◆ Task inputs ◆
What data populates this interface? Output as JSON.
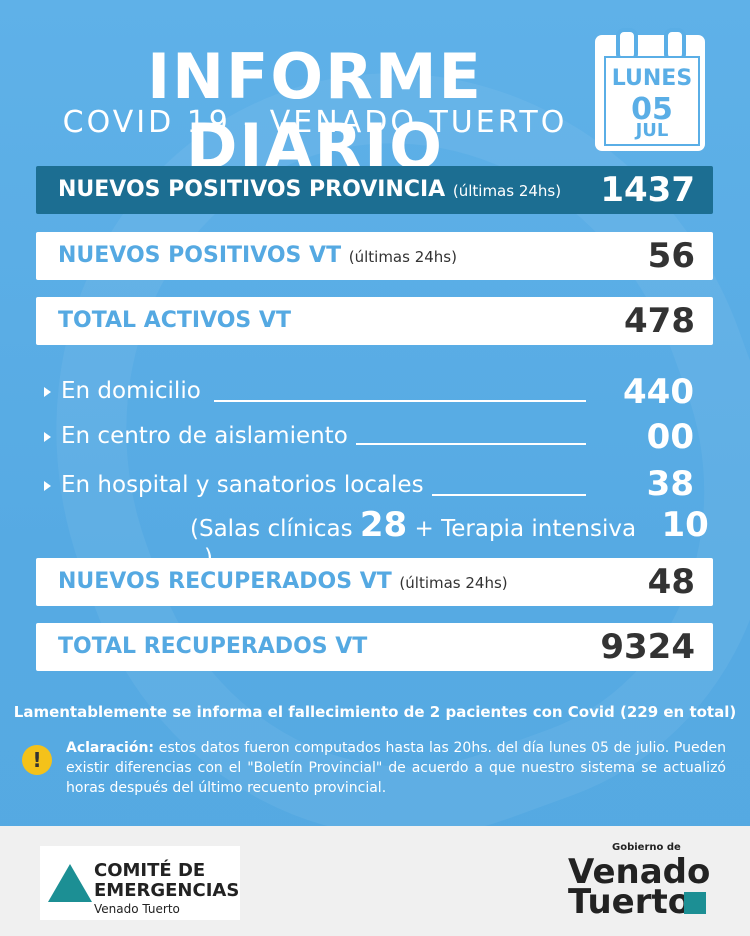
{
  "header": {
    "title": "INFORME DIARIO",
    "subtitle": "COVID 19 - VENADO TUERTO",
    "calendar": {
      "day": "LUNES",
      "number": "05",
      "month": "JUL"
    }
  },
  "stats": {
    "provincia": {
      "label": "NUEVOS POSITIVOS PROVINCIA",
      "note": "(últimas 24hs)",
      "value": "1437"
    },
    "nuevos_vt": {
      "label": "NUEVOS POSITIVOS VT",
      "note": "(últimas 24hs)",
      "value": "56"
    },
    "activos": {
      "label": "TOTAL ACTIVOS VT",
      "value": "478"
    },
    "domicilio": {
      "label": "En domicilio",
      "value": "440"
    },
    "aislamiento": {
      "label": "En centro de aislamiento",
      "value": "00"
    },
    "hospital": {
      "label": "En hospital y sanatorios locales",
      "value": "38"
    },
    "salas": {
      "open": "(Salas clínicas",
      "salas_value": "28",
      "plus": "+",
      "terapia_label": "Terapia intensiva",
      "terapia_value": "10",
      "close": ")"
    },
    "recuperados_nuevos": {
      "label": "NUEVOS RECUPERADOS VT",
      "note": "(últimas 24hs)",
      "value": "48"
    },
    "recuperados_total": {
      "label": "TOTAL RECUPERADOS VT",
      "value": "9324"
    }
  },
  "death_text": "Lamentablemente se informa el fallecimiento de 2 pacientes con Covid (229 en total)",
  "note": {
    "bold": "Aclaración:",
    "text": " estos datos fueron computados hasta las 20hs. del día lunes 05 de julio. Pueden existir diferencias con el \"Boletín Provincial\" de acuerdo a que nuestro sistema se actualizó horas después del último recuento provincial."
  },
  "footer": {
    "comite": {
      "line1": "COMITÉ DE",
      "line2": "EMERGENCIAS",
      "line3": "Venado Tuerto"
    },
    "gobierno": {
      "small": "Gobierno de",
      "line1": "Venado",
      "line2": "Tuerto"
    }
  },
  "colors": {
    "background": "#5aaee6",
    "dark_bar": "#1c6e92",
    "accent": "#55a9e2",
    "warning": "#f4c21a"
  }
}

◆ What the task asks ◆
Your task is to return the entries above exactly, with no pictures.

◆ Solution to the problem ◆
What data populates this interface? Output as JSON.
{
  "header": {
    "title": "INFORME DIARIO",
    "subtitle": "COVID 19 - VENADO TUERTO",
    "calendar": {
      "day": "LUNES",
      "number": "05",
      "month": "JUL"
    }
  },
  "stats": {
    "provincia": {
      "label": "NUEVOS POSITIVOS PROVINCIA",
      "note": "(últimas 24hs)",
      "value": "1437"
    },
    "nuevos_vt": {
      "label": "NUEVOS POSITIVOS VT",
      "note": "(últimas 24hs)",
      "value": "56"
    },
    "activos": {
      "label": "TOTAL ACTIVOS VT",
      "value": "478"
    },
    "domicilio": {
      "label": "En domicilio",
      "value": "440"
    },
    "aislamiento": {
      "label": "En centro de aislamiento",
      "value": "00"
    },
    "hospital": {
      "label": "En hospital y sanatorios locales",
      "value": "38"
    },
    "salas": {
      "open": "(Salas clínicas",
      "salas_value": "28",
      "plus": "+",
      "terapia_label": "Terapia intensiva",
      "terapia_value": "10",
      "close": ")"
    },
    "recuperados_nuevos": {
      "label": "NUEVOS RECUPERADOS VT",
      "note": "(últimas 24hs)",
      "value": "48"
    },
    "recuperados_total": {
      "label": "TOTAL RECUPERADOS VT",
      "value": "9324"
    }
  },
  "death_text": "Lamentablemente se informa el fallecimiento de 2 pacientes con Covid (229 en total)",
  "note": {
    "bold": "Aclaración:",
    "text": " estos datos fueron computados hasta las 20hs. del día lunes 05 de julio. Pueden existir diferencias con el \"Boletín Provincial\" de acuerdo a que nuestro sistema se actualizó horas después del último recuento provincial."
  },
  "footer": {
    "comite": {
      "line1": "COMITÉ DE",
      "line2": "EMERGENCIAS",
      "line3": "Venado Tuerto"
    },
    "gobierno": {
      "small": "Gobierno de",
      "line1": "Venado",
      "line2": "Tuerto"
    }
  },
  "colors": {
    "background": "#5aaee6",
    "dark_bar": "#1c6e92",
    "accent": "#55a9e2",
    "warning": "#f4c21a"
  }
}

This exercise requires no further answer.